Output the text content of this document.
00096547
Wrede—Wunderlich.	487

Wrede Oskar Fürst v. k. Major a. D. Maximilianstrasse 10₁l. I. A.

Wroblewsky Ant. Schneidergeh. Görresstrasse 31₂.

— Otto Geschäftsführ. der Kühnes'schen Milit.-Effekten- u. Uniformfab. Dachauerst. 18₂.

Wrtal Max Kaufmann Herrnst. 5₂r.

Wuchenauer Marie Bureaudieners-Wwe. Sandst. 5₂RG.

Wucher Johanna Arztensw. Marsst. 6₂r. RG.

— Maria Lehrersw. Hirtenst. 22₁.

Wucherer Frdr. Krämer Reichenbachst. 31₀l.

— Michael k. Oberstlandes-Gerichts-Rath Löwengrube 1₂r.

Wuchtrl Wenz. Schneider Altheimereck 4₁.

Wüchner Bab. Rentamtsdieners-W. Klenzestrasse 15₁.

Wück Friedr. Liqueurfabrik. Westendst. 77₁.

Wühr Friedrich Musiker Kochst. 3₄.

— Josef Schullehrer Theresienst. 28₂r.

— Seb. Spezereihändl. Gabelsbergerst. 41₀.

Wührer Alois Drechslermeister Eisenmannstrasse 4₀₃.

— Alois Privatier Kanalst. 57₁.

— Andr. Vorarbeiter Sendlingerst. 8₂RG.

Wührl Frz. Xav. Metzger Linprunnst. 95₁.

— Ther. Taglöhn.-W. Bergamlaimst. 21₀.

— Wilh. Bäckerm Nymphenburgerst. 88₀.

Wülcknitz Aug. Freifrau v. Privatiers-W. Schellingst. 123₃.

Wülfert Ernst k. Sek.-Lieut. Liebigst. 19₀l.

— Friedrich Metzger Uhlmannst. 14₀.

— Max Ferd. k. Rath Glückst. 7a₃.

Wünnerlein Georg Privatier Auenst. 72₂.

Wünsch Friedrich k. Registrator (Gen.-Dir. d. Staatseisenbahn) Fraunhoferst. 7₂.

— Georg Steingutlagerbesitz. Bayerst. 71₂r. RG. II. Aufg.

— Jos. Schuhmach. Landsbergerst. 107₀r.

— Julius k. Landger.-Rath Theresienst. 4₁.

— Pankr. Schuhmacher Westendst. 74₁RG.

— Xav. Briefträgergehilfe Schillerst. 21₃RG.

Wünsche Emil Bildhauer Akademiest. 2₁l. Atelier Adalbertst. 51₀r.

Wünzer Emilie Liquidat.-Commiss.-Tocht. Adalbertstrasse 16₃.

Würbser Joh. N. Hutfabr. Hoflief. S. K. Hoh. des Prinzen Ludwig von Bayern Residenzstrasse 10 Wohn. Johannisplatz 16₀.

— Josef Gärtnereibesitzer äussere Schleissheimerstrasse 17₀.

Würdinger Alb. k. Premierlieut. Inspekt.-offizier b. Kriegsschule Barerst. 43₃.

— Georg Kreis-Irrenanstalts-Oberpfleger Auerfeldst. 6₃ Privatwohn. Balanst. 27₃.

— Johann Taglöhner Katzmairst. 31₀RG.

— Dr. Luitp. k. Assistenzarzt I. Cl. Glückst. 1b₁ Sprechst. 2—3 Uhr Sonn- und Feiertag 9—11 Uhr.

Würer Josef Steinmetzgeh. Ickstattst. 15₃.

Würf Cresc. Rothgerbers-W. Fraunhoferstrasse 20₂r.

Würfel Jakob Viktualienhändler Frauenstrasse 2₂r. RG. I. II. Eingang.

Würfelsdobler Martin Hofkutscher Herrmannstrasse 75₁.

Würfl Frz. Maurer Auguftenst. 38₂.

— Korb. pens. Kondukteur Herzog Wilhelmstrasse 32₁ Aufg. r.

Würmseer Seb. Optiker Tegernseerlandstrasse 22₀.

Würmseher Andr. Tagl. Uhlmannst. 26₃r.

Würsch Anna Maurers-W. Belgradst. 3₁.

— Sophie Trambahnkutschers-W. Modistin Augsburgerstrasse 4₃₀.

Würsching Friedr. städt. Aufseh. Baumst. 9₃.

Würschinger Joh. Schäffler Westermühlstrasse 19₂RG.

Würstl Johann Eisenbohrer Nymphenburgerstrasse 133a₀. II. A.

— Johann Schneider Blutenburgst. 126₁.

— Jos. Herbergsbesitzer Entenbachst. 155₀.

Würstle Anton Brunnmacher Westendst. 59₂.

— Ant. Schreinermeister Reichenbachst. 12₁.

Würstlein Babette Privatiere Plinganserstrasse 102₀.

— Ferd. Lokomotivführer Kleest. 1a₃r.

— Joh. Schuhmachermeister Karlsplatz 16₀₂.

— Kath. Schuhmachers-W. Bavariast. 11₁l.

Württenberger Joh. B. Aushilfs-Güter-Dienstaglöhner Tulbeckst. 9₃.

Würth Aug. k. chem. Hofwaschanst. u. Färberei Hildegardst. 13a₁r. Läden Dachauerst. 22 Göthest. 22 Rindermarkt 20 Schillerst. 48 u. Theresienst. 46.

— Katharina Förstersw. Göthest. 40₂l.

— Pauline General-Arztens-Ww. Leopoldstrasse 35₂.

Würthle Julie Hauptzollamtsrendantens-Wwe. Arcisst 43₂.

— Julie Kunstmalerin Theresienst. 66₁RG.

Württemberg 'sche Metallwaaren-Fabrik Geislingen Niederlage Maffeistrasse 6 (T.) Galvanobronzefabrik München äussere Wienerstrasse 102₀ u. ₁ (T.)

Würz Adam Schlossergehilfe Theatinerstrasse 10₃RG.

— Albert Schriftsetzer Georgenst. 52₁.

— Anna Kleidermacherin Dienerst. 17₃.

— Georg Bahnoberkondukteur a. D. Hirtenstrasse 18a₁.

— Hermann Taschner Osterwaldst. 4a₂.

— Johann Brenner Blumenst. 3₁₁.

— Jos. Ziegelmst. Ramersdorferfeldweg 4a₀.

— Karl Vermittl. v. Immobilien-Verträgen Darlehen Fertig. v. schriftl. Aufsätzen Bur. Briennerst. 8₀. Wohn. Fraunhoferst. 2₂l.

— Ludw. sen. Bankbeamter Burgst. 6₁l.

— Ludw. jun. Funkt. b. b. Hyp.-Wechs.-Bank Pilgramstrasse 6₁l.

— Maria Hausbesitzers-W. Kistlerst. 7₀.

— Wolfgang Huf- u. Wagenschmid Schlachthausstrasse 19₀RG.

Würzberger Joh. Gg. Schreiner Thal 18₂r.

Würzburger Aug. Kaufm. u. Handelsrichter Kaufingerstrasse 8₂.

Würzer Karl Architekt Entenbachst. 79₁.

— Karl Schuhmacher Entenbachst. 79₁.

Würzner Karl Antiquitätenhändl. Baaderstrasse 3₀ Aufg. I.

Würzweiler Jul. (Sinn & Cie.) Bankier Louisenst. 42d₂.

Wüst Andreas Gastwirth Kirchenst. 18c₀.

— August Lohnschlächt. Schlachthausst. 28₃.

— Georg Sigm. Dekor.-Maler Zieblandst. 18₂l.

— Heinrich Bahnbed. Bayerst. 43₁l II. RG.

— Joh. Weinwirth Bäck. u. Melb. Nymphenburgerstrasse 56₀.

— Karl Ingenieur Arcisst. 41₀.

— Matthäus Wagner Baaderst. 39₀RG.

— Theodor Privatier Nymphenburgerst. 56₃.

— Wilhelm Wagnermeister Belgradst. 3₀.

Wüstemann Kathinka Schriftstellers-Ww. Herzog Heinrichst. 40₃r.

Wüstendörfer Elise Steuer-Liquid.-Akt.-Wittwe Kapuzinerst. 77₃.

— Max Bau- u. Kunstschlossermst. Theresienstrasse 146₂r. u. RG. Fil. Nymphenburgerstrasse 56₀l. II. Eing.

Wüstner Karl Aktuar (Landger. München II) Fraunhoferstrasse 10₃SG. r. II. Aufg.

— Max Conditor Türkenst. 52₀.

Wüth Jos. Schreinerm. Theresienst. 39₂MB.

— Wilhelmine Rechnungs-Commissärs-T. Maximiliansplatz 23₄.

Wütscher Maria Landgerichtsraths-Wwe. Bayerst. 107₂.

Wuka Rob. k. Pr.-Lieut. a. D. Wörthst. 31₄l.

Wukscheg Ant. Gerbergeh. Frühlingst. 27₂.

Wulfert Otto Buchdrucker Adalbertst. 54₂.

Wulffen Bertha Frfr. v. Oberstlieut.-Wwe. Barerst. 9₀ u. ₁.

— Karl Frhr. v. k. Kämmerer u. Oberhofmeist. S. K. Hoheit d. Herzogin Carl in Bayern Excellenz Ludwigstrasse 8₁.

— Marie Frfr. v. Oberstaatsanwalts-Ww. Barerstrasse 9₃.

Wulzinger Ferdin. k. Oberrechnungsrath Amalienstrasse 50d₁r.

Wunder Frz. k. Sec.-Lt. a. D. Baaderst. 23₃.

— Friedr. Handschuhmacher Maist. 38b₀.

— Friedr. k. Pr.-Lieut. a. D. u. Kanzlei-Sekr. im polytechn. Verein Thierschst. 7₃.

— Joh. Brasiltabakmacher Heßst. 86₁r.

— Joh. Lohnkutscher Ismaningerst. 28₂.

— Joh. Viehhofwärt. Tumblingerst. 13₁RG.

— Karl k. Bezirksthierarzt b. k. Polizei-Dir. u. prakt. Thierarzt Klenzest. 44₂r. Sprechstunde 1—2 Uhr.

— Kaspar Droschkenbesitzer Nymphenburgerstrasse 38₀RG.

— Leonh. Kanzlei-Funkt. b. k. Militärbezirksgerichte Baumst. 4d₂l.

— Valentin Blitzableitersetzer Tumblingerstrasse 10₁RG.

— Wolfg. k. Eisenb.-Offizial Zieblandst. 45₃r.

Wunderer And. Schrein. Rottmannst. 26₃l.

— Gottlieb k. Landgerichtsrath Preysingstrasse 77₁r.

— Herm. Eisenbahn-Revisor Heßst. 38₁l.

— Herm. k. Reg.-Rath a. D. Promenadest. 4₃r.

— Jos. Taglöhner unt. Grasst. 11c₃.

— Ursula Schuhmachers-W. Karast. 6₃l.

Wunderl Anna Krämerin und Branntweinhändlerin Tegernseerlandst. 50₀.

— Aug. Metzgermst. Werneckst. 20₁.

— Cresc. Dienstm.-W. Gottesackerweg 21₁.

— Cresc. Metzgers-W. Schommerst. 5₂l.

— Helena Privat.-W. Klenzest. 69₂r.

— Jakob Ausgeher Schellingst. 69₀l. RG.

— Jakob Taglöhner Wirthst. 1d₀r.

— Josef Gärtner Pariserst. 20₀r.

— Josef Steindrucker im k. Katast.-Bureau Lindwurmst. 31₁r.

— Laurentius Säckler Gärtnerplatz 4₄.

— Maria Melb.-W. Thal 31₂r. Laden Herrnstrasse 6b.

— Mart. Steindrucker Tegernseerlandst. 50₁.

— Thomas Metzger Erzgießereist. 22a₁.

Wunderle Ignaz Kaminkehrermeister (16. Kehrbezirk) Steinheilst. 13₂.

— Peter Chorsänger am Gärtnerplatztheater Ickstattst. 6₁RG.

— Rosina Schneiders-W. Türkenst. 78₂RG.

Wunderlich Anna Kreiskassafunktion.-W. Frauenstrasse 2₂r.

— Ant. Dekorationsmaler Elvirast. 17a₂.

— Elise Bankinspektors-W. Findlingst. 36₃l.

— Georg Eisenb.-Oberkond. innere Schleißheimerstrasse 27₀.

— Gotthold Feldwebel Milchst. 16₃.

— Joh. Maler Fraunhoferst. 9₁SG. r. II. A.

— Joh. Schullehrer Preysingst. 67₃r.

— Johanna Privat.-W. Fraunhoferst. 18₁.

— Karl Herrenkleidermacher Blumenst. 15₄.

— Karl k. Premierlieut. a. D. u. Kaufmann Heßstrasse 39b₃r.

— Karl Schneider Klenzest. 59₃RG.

**THE PROBLEM:**
Copy every line that contains the string "Ickstattst".

**FINAL ANSWER:**
Würer Josef Steinmetzgeh. Ickstattst. 15₃.
— Peter Chorsänger am Gärtnerplatztheater Ickstattst. 6₁RG.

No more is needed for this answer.